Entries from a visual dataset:
:::::
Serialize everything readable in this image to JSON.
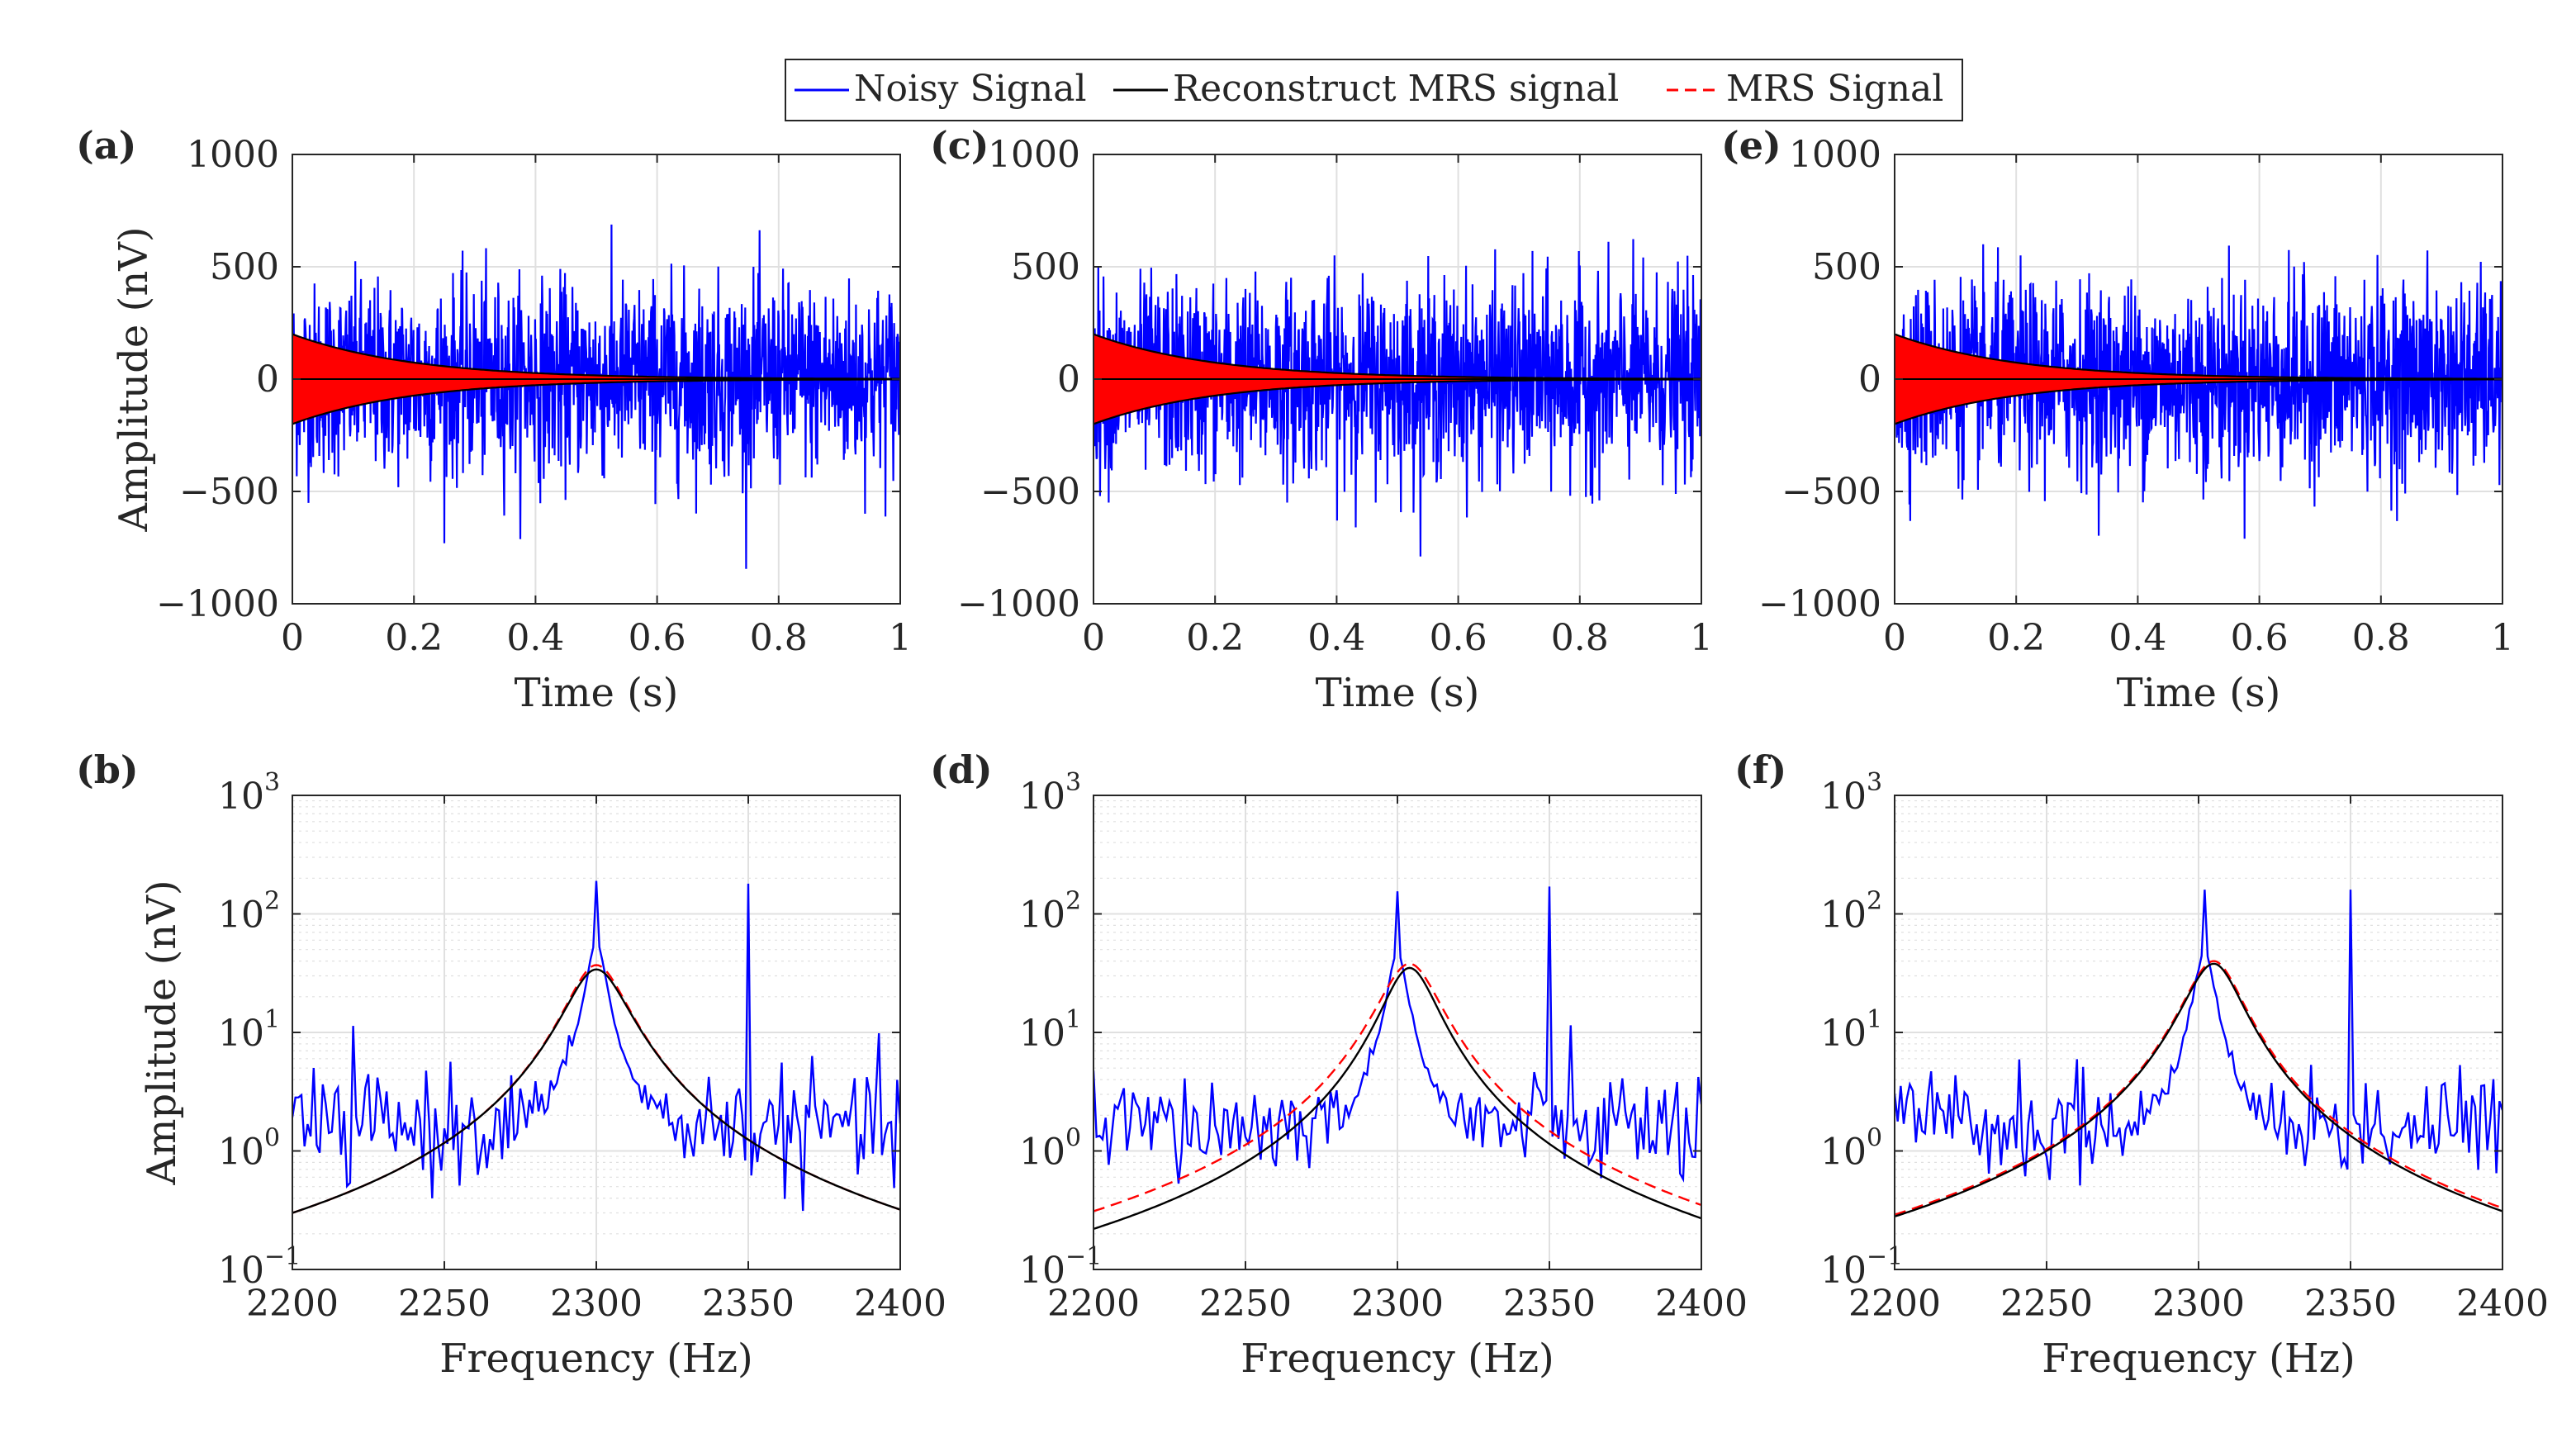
{
  "legend": {
    "entries": [
      {
        "label": "Noisy Signal",
        "color": "#0000ff",
        "dash": "solid"
      },
      {
        "label": "Reconstruct MRS signal",
        "color": "#000000",
        "dash": "solid"
      },
      {
        "label": "MRS Signal",
        "color": "#ff0000",
        "dash": "dashed"
      }
    ],
    "placement": "top-center"
  },
  "colors": {
    "noisy": "#0000ff",
    "reconstruct": "#000000",
    "mrs": "#ff0000",
    "grid": "#e0e0e0",
    "axis": "#262626"
  },
  "chart_data": [
    {
      "panel": "(a)",
      "type": "line",
      "xlabel": "Time (s)",
      "ylabel": "Amplitude (nV)",
      "xlim": [
        0,
        1
      ],
      "ylim": [
        -1000,
        1000
      ],
      "xticks": [
        0,
        0.2,
        0.4,
        0.6,
        0.8,
        1
      ],
      "xtick_labels": [
        "0",
        "0.2",
        "0.4",
        "0.6",
        "0.8",
        "1"
      ],
      "yticks": [
        -1000,
        -500,
        0,
        500,
        1000
      ],
      "ytick_labels": [
        "−1000",
        "−500",
        "0",
        "500",
        "1000"
      ],
      "grid": true,
      "series": [
        {
          "name": "Noisy Signal",
          "kind": "noise_band",
          "std_nV": 210,
          "peak_nV": 860,
          "x_range": [
            0,
            1
          ]
        },
        {
          "name": "MRS Signal",
          "kind": "decay_envelope",
          "amplitude_nV": 200,
          "decay_time_s": 0.2,
          "x_range": [
            0,
            1
          ]
        },
        {
          "name": "Reconstruct MRS signal",
          "kind": "decay_envelope",
          "amplitude_nV": 200,
          "decay_time_s": 0.2,
          "x_range": [
            0,
            1
          ]
        }
      ]
    },
    {
      "panel": "(c)",
      "type": "line",
      "xlabel": "Time (s)",
      "ylabel": "",
      "xlim": [
        0,
        1
      ],
      "ylim": [
        -1000,
        1000
      ],
      "xticks": [
        0,
        0.2,
        0.4,
        0.6,
        0.8,
        1
      ],
      "xtick_labels": [
        "0",
        "0.2",
        "0.4",
        "0.6",
        "0.8",
        "1"
      ],
      "yticks": [
        -1000,
        -500,
        0,
        500,
        1000
      ],
      "ytick_labels": [
        "−1000",
        "−500",
        "0",
        "500",
        "1000"
      ],
      "grid": true,
      "series": [
        {
          "name": "Noisy Signal",
          "kind": "noise_band",
          "std_nV": 210,
          "peak_nV": 850,
          "x_range": [
            0,
            1
          ]
        },
        {
          "name": "MRS Signal",
          "kind": "decay_envelope",
          "amplitude_nV": 200,
          "decay_time_s": 0.2,
          "x_range": [
            0,
            1
          ]
        },
        {
          "name": "Reconstruct MRS signal",
          "kind": "decay_envelope",
          "amplitude_nV": 200,
          "decay_time_s": 0.2,
          "x_range": [
            0,
            1
          ]
        }
      ]
    },
    {
      "panel": "(e)",
      "type": "line",
      "xlabel": "Time (s)",
      "ylabel": "",
      "xlim": [
        0,
        1
      ],
      "ylim": [
        -1000,
        1000
      ],
      "xticks": [
        0,
        0.2,
        0.4,
        0.6,
        0.8,
        1
      ],
      "xtick_labels": [
        "0",
        "0.2",
        "0.4",
        "0.6",
        "0.8",
        "1"
      ],
      "yticks": [
        -1000,
        -500,
        0,
        500,
        1000
      ],
      "ytick_labels": [
        "−1000",
        "−500",
        "0",
        "500",
        "1000"
      ],
      "grid": true,
      "series": [
        {
          "name": "Noisy Signal",
          "kind": "noise_band",
          "std_nV": 210,
          "peak_nV": 850,
          "x_range": [
            0,
            1
          ]
        },
        {
          "name": "MRS Signal",
          "kind": "decay_envelope",
          "amplitude_nV": 200,
          "decay_time_s": 0.2,
          "x_range": [
            0,
            1
          ]
        },
        {
          "name": "Reconstruct MRS signal",
          "kind": "decay_envelope",
          "amplitude_nV": 200,
          "decay_time_s": 0.2,
          "x_range": [
            0,
            1
          ]
        }
      ]
    },
    {
      "panel": "(b)",
      "type": "line",
      "yscale": "log",
      "xlabel": "Frequency (Hz)",
      "ylabel": "Amplitude (nV)",
      "xlim": [
        2200,
        2400
      ],
      "ylim": [
        0.1,
        1000
      ],
      "xticks": [
        2200,
        2250,
        2300,
        2350,
        2400
      ],
      "xtick_labels": [
        "2200",
        "2250",
        "2300",
        "2350",
        "2400"
      ],
      "ytick_exponents": [
        -1,
        0,
        1,
        2,
        3
      ],
      "grid": true,
      "series": [
        {
          "name": "Noisy Signal",
          "kind": "spectrum",
          "baseline_nV": 1.6,
          "peaks": [
            {
              "x": 2300,
              "y": 190
            },
            {
              "x": 2350,
              "y": 180
            }
          ]
        },
        {
          "name": "MRS Signal",
          "kind": "lorentzian",
          "center_Hz": 2300,
          "peak_nV": 37,
          "y_at_2200": 0.3,
          "y_at_2400": 0.32
        },
        {
          "name": "Reconstruct MRS signal",
          "kind": "lorentzian",
          "center_Hz": 2300,
          "peak_nV": 34,
          "y_at_2200": 0.3,
          "y_at_2400": 0.32
        }
      ]
    },
    {
      "panel": "(d)",
      "type": "line",
      "yscale": "log",
      "xlabel": "Frequency (Hz)",
      "ylabel": "",
      "xlim": [
        2200,
        2400
      ],
      "ylim": [
        0.1,
        1000
      ],
      "xticks": [
        2200,
        2250,
        2300,
        2350,
        2400
      ],
      "xtick_labels": [
        "2200",
        "2250",
        "2300",
        "2350",
        "2400"
      ],
      "ytick_exponents": [
        -1,
        0,
        1,
        2,
        3
      ],
      "grid": true,
      "series": [
        {
          "name": "Noisy Signal",
          "kind": "spectrum",
          "baseline_nV": 1.6,
          "peaks": [
            {
              "x": 2300,
              "y": 155
            },
            {
              "x": 2350,
              "y": 170
            }
          ]
        },
        {
          "name": "MRS Signal",
          "kind": "lorentzian",
          "center_Hz": 2304,
          "peak_nV": 38,
          "y_at_2200": 0.31,
          "y_at_2400": 0.35
        },
        {
          "name": "Reconstruct MRS signal",
          "kind": "lorentzian",
          "center_Hz": 2304,
          "peak_nV": 35,
          "y_at_2200": 0.22,
          "y_at_2400": 0.27
        }
      ]
    },
    {
      "panel": "(f)",
      "type": "line",
      "yscale": "log",
      "xlabel": "Frequency (Hz)",
      "ylabel": "",
      "xlim": [
        2200,
        2400
      ],
      "ylim": [
        0.1,
        1000
      ],
      "xticks": [
        2200,
        2250,
        2300,
        2350,
        2400
      ],
      "xtick_labels": [
        "2200",
        "2250",
        "2300",
        "2350",
        "2400"
      ],
      "ytick_exponents": [
        -1,
        0,
        1,
        2,
        3
      ],
      "grid": true,
      "series": [
        {
          "name": "Noisy Signal",
          "kind": "spectrum",
          "baseline_nV": 1.6,
          "peaks": [
            {
              "x": 2302,
              "y": 160
            },
            {
              "x": 2350,
              "y": 160
            }
          ]
        },
        {
          "name": "MRS Signal",
          "kind": "lorentzian",
          "center_Hz": 2305,
          "peak_nV": 40,
          "y_at_2200": 0.29,
          "y_at_2400": 0.33
        },
        {
          "name": "Reconstruct MRS signal",
          "kind": "lorentzian",
          "center_Hz": 2305,
          "peak_nV": 38,
          "y_at_2200": 0.28,
          "y_at_2400": 0.31
        }
      ]
    }
  ]
}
:::::
Repeat each entry above word for word, leaving every picture out.

### REPLY
Serialize everything readable in this image to JSON.
{
  "legend": {
    "entries": [
      {
        "label": "Noisy Signal",
        "color": "#0000ff",
        "dash": "solid"
      },
      {
        "label": "Reconstruct MRS signal",
        "color": "#000000",
        "dash": "solid"
      },
      {
        "label": "MRS Signal",
        "color": "#ff0000",
        "dash": "dashed"
      }
    ],
    "placement": "top-center"
  },
  "colors": {
    "noisy": "#0000ff",
    "reconstruct": "#000000",
    "mrs": "#ff0000",
    "grid": "#e0e0e0",
    "axis": "#262626"
  },
  "chart_data": [
    {
      "panel": "(a)",
      "type": "line",
      "xlabel": "Time (s)",
      "ylabel": "Amplitude (nV)",
      "xlim": [
        0,
        1
      ],
      "ylim": [
        -1000,
        1000
      ],
      "xticks": [
        0,
        0.2,
        0.4,
        0.6,
        0.8,
        1
      ],
      "xtick_labels": [
        "0",
        "0.2",
        "0.4",
        "0.6",
        "0.8",
        "1"
      ],
      "yticks": [
        -1000,
        -500,
        0,
        500,
        1000
      ],
      "ytick_labels": [
        "−1000",
        "−500",
        "0",
        "500",
        "1000"
      ],
      "grid": true,
      "series": [
        {
          "name": "Noisy Signal",
          "kind": "noise_band",
          "std_nV": 210,
          "peak_nV": 860,
          "x_range": [
            0,
            1
          ]
        },
        {
          "name": "MRS Signal",
          "kind": "decay_envelope",
          "amplitude_nV": 200,
          "decay_time_s": 0.2,
          "x_range": [
            0,
            1
          ]
        },
        {
          "name": "Reconstruct MRS signal",
          "kind": "decay_envelope",
          "amplitude_nV": 200,
          "decay_time_s": 0.2,
          "x_range": [
            0,
            1
          ]
        }
      ]
    },
    {
      "panel": "(c)",
      "type": "line",
      "xlabel": "Time (s)",
      "ylabel": "",
      "xlim": [
        0,
        1
      ],
      "ylim": [
        -1000,
        1000
      ],
      "xticks": [
        0,
        0.2,
        0.4,
        0.6,
        0.8,
        1
      ],
      "xtick_labels": [
        "0",
        "0.2",
        "0.4",
        "0.6",
        "0.8",
        "1"
      ],
      "yticks": [
        -1000,
        -500,
        0,
        500,
        1000
      ],
      "ytick_labels": [
        "−1000",
        "−500",
        "0",
        "500",
        "1000"
      ],
      "grid": true,
      "series": [
        {
          "name": "Noisy Signal",
          "kind": "noise_band",
          "std_nV": 210,
          "peak_nV": 850,
          "x_range": [
            0,
            1
          ]
        },
        {
          "name": "MRS Signal",
          "kind": "decay_envelope",
          "amplitude_nV": 200,
          "decay_time_s": 0.2,
          "x_range": [
            0,
            1
          ]
        },
        {
          "name": "Reconstruct MRS signal",
          "kind": "decay_envelope",
          "amplitude_nV": 200,
          "decay_time_s": 0.2,
          "x_range": [
            0,
            1
          ]
        }
      ]
    },
    {
      "panel": "(e)",
      "type": "line",
      "xlabel": "Time (s)",
      "ylabel": "",
      "xlim": [
        0,
        1
      ],
      "ylim": [
        -1000,
        1000
      ],
      "xticks": [
        0,
        0.2,
        0.4,
        0.6,
        0.8,
        1
      ],
      "xtick_labels": [
        "0",
        "0.2",
        "0.4",
        "0.6",
        "0.8",
        "1"
      ],
      "yticks": [
        -1000,
        -500,
        0,
        500,
        1000
      ],
      "ytick_labels": [
        "−1000",
        "−500",
        "0",
        "500",
        "1000"
      ],
      "grid": true,
      "series": [
        {
          "name": "Noisy Signal",
          "kind": "noise_band",
          "std_nV": 210,
          "peak_nV": 850,
          "x_range": [
            0,
            1
          ]
        },
        {
          "name": "MRS Signal",
          "kind": "decay_envelope",
          "amplitude_nV": 200,
          "decay_time_s": 0.2,
          "x_range": [
            0,
            1
          ]
        },
        {
          "name": "Reconstruct MRS signal",
          "kind": "decay_envelope",
          "amplitude_nV": 200,
          "decay_time_s": 0.2,
          "x_range": [
            0,
            1
          ]
        }
      ]
    },
    {
      "panel": "(b)",
      "type": "line",
      "yscale": "log",
      "xlabel": "Frequency (Hz)",
      "ylabel": "Amplitude (nV)",
      "xlim": [
        2200,
        2400
      ],
      "ylim": [
        0.1,
        1000
      ],
      "xticks": [
        2200,
        2250,
        2300,
        2350,
        2400
      ],
      "xtick_labels": [
        "2200",
        "2250",
        "2300",
        "2350",
        "2400"
      ],
      "ytick_exponents": [
        -1,
        0,
        1,
        2,
        3
      ],
      "grid": true,
      "series": [
        {
          "name": "Noisy Signal",
          "kind": "spectrum",
          "baseline_nV": 1.6,
          "peaks": [
            {
              "x": 2300,
              "y": 190
            },
            {
              "x": 2350,
              "y": 180
            }
          ]
        },
        {
          "name": "MRS Signal",
          "kind": "lorentzian",
          "center_Hz": 2300,
          "peak_nV": 37,
          "y_at_2200": 0.3,
          "y_at_2400": 0.32
        },
        {
          "name": "Reconstruct MRS signal",
          "kind": "lorentzian",
          "center_Hz": 2300,
          "peak_nV": 34,
          "y_at_2200": 0.3,
          "y_at_2400": 0.32
        }
      ]
    },
    {
      "panel": "(d)",
      "type": "line",
      "yscale": "log",
      "xlabel": "Frequency (Hz)",
      "ylabel": "",
      "xlim": [
        2200,
        2400
      ],
      "ylim": [
        0.1,
        1000
      ],
      "xticks": [
        2200,
        2250,
        2300,
        2350,
        2400
      ],
      "xtick_labels": [
        "2200",
        "2250",
        "2300",
        "2350",
        "2400"
      ],
      "ytick_exponents": [
        -1,
        0,
        1,
        2,
        3
      ],
      "grid": true,
      "series": [
        {
          "name": "Noisy Signal",
          "kind": "spectrum",
          "baseline_nV": 1.6,
          "peaks": [
            {
              "x": 2300,
              "y": 155
            },
            {
              "x": 2350,
              "y": 170
            }
          ]
        },
        {
          "name": "MRS Signal",
          "kind": "lorentzian",
          "center_Hz": 2304,
          "peak_nV": 38,
          "y_at_2200": 0.31,
          "y_at_2400": 0.35
        },
        {
          "name": "Reconstruct MRS signal",
          "kind": "lorentzian",
          "center_Hz": 2304,
          "peak_nV": 35,
          "y_at_2200": 0.22,
          "y_at_2400": 0.27
        }
      ]
    },
    {
      "panel": "(f)",
      "type": "line",
      "yscale": "log",
      "xlabel": "Frequency (Hz)",
      "ylabel": "",
      "xlim": [
        2200,
        2400
      ],
      "ylim": [
        0.1,
        1000
      ],
      "xticks": [
        2200,
        2250,
        2300,
        2350,
        2400
      ],
      "xtick_labels": [
        "2200",
        "2250",
        "2300",
        "2350",
        "2400"
      ],
      "ytick_exponents": [
        -1,
        0,
        1,
        2,
        3
      ],
      "grid": true,
      "series": [
        {
          "name": "Noisy Signal",
          "kind": "spectrum",
          "baseline_nV": 1.6,
          "peaks": [
            {
              "x": 2302,
              "y": 160
            },
            {
              "x": 2350,
              "y": 160
            }
          ]
        },
        {
          "name": "MRS Signal",
          "kind": "lorentzian",
          "center_Hz": 2305,
          "peak_nV": 40,
          "y_at_2200": 0.29,
          "y_at_2400": 0.33
        },
        {
          "name": "Reconstruct MRS signal",
          "kind": "lorentzian",
          "center_Hz": 2305,
          "peak_nV": 38,
          "y_at_2200": 0.28,
          "y_at_2400": 0.31
        }
      ]
    }
  ]
}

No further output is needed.